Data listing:
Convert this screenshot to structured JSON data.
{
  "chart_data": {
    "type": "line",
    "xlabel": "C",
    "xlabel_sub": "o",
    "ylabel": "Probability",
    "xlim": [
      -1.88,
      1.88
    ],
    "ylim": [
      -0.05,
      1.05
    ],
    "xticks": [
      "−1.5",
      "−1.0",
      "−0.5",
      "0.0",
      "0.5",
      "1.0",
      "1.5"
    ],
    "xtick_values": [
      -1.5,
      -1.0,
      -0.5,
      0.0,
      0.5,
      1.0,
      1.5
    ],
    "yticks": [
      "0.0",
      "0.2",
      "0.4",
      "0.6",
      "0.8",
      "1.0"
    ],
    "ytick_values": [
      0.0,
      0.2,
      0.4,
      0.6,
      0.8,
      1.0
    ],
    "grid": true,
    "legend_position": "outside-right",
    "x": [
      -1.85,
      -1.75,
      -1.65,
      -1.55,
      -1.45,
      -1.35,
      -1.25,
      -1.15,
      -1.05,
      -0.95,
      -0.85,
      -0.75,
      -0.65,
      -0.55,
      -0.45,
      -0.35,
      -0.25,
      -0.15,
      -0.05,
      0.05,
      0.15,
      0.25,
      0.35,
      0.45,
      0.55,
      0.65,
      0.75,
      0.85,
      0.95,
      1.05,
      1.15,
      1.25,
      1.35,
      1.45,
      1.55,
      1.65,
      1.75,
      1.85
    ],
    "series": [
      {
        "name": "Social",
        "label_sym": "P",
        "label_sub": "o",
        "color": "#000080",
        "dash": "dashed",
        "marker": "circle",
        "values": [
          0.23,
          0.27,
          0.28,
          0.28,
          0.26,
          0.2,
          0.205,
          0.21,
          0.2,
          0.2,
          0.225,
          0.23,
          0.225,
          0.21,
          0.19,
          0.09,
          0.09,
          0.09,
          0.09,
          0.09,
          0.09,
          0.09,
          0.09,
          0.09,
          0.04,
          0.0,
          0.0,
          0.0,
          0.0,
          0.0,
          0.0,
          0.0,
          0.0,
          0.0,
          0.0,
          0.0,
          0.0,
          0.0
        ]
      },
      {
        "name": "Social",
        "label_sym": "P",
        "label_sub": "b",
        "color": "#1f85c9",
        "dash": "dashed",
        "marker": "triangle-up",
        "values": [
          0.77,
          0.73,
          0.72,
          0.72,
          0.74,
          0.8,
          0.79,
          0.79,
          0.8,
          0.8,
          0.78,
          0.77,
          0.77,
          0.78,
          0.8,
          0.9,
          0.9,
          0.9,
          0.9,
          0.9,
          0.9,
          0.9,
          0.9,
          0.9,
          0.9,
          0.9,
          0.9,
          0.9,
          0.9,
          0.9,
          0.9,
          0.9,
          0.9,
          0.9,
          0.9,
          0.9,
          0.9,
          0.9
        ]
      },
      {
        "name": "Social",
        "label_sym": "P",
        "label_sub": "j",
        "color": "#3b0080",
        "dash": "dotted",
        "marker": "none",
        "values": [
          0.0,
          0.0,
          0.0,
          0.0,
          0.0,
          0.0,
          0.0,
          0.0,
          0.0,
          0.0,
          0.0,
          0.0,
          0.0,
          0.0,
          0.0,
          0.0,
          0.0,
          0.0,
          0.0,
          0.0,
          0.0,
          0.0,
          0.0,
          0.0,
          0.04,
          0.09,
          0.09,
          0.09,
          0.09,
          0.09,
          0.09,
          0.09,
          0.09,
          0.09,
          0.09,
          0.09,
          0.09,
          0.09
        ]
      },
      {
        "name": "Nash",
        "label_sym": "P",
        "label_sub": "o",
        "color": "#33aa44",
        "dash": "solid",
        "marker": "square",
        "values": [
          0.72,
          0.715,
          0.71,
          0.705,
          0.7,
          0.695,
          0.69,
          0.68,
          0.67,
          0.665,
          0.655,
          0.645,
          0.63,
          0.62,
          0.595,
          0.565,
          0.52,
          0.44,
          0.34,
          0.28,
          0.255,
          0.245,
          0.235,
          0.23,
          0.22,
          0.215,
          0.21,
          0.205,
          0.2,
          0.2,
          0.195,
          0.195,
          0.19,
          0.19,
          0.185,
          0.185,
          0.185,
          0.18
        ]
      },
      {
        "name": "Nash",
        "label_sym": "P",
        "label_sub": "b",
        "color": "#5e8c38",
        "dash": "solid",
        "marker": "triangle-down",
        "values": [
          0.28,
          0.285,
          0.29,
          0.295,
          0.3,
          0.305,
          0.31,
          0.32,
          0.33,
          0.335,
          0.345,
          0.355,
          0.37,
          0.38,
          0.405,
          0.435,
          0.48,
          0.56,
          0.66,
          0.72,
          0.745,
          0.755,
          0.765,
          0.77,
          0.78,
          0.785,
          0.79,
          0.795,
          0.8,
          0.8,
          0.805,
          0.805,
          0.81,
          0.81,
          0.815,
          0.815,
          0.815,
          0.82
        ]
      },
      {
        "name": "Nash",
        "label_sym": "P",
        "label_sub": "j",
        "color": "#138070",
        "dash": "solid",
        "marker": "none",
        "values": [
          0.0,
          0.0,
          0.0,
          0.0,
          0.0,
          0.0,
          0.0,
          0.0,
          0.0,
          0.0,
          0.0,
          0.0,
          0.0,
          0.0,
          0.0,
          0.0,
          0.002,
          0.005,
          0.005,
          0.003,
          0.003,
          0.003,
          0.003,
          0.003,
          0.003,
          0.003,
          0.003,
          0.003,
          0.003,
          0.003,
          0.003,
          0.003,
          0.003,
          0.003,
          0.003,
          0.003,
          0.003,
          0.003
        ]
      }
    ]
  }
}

■ WHAT THE TASK ASKS ■
All records above must be set down exactly, please.

■ WRITTEN REPLY ■
Convert this screenshot to structured JSON data.
{
  "chart_data": {
    "type": "line",
    "xlabel": "C",
    "xlabel_sub": "o",
    "ylabel": "Probability",
    "xlim": [
      -1.88,
      1.88
    ],
    "ylim": [
      -0.05,
      1.05
    ],
    "xticks": [
      "−1.5",
      "−1.0",
      "−0.5",
      "0.0",
      "0.5",
      "1.0",
      "1.5"
    ],
    "xtick_values": [
      -1.5,
      -1.0,
      -0.5,
      0.0,
      0.5,
      1.0,
      1.5
    ],
    "yticks": [
      "0.0",
      "0.2",
      "0.4",
      "0.6",
      "0.8",
      "1.0"
    ],
    "ytick_values": [
      0.0,
      0.2,
      0.4,
      0.6,
      0.8,
      1.0
    ],
    "grid": true,
    "legend_position": "outside-right",
    "x": [
      -1.85,
      -1.75,
      -1.65,
      -1.55,
      -1.45,
      -1.35,
      -1.25,
      -1.15,
      -1.05,
      -0.95,
      -0.85,
      -0.75,
      -0.65,
      -0.55,
      -0.45,
      -0.35,
      -0.25,
      -0.15,
      -0.05,
      0.05,
      0.15,
      0.25,
      0.35,
      0.45,
      0.55,
      0.65,
      0.75,
      0.85,
      0.95,
      1.05,
      1.15,
      1.25,
      1.35,
      1.45,
      1.55,
      1.65,
      1.75,
      1.85
    ],
    "series": [
      {
        "name": "Social",
        "label_sym": "P",
        "label_sub": "o",
        "color": "#000080",
        "dash": "dashed",
        "marker": "circle",
        "values": [
          0.23,
          0.27,
          0.28,
          0.28,
          0.26,
          0.2,
          0.205,
          0.21,
          0.2,
          0.2,
          0.225,
          0.23,
          0.225,
          0.21,
          0.19,
          0.09,
          0.09,
          0.09,
          0.09,
          0.09,
          0.09,
          0.09,
          0.09,
          0.09,
          0.04,
          0.0,
          0.0,
          0.0,
          0.0,
          0.0,
          0.0,
          0.0,
          0.0,
          0.0,
          0.0,
          0.0,
          0.0,
          0.0
        ]
      },
      {
        "name": "Social",
        "label_sym": "P",
        "label_sub": "b",
        "color": "#1f85c9",
        "dash": "dashed",
        "marker": "triangle-up",
        "values": [
          0.77,
          0.73,
          0.72,
          0.72,
          0.74,
          0.8,
          0.79,
          0.79,
          0.8,
          0.8,
          0.78,
          0.77,
          0.77,
          0.78,
          0.8,
          0.9,
          0.9,
          0.9,
          0.9,
          0.9,
          0.9,
          0.9,
          0.9,
          0.9,
          0.9,
          0.9,
          0.9,
          0.9,
          0.9,
          0.9,
          0.9,
          0.9,
          0.9,
          0.9,
          0.9,
          0.9,
          0.9,
          0.9
        ]
      },
      {
        "name": "Social",
        "label_sym": "P",
        "label_sub": "j",
        "color": "#3b0080",
        "dash": "dotted",
        "marker": "none",
        "values": [
          0.0,
          0.0,
          0.0,
          0.0,
          0.0,
          0.0,
          0.0,
          0.0,
          0.0,
          0.0,
          0.0,
          0.0,
          0.0,
          0.0,
          0.0,
          0.0,
          0.0,
          0.0,
          0.0,
          0.0,
          0.0,
          0.0,
          0.0,
          0.0,
          0.04,
          0.09,
          0.09,
          0.09,
          0.09,
          0.09,
          0.09,
          0.09,
          0.09,
          0.09,
          0.09,
          0.09,
          0.09,
          0.09
        ]
      },
      {
        "name": "Nash",
        "label_sym": "P",
        "label_sub": "o",
        "color": "#33aa44",
        "dash": "solid",
        "marker": "square",
        "values": [
          0.72,
          0.715,
          0.71,
          0.705,
          0.7,
          0.695,
          0.69,
          0.68,
          0.67,
          0.665,
          0.655,
          0.645,
          0.63,
          0.62,
          0.595,
          0.565,
          0.52,
          0.44,
          0.34,
          0.28,
          0.255,
          0.245,
          0.235,
          0.23,
          0.22,
          0.215,
          0.21,
          0.205,
          0.2,
          0.2,
          0.195,
          0.195,
          0.19,
          0.19,
          0.185,
          0.185,
          0.185,
          0.18
        ]
      },
      {
        "name": "Nash",
        "label_sym": "P",
        "label_sub": "b",
        "color": "#5e8c38",
        "dash": "solid",
        "marker": "triangle-down",
        "values": [
          0.28,
          0.285,
          0.29,
          0.295,
          0.3,
          0.305,
          0.31,
          0.32,
          0.33,
          0.335,
          0.345,
          0.355,
          0.37,
          0.38,
          0.405,
          0.435,
          0.48,
          0.56,
          0.66,
          0.72,
          0.745,
          0.755,
          0.765,
          0.77,
          0.78,
          0.785,
          0.79,
          0.795,
          0.8,
          0.8,
          0.805,
          0.805,
          0.81,
          0.81,
          0.815,
          0.815,
          0.815,
          0.82
        ]
      },
      {
        "name": "Nash",
        "label_sym": "P",
        "label_sub": "j",
        "color": "#138070",
        "dash": "solid",
        "marker": "none",
        "values": [
          0.0,
          0.0,
          0.0,
          0.0,
          0.0,
          0.0,
          0.0,
          0.0,
          0.0,
          0.0,
          0.0,
          0.0,
          0.0,
          0.0,
          0.0,
          0.0,
          0.002,
          0.005,
          0.005,
          0.003,
          0.003,
          0.003,
          0.003,
          0.003,
          0.003,
          0.003,
          0.003,
          0.003,
          0.003,
          0.003,
          0.003,
          0.003,
          0.003,
          0.003,
          0.003,
          0.003,
          0.003,
          0.003
        ]
      }
    ]
  }
}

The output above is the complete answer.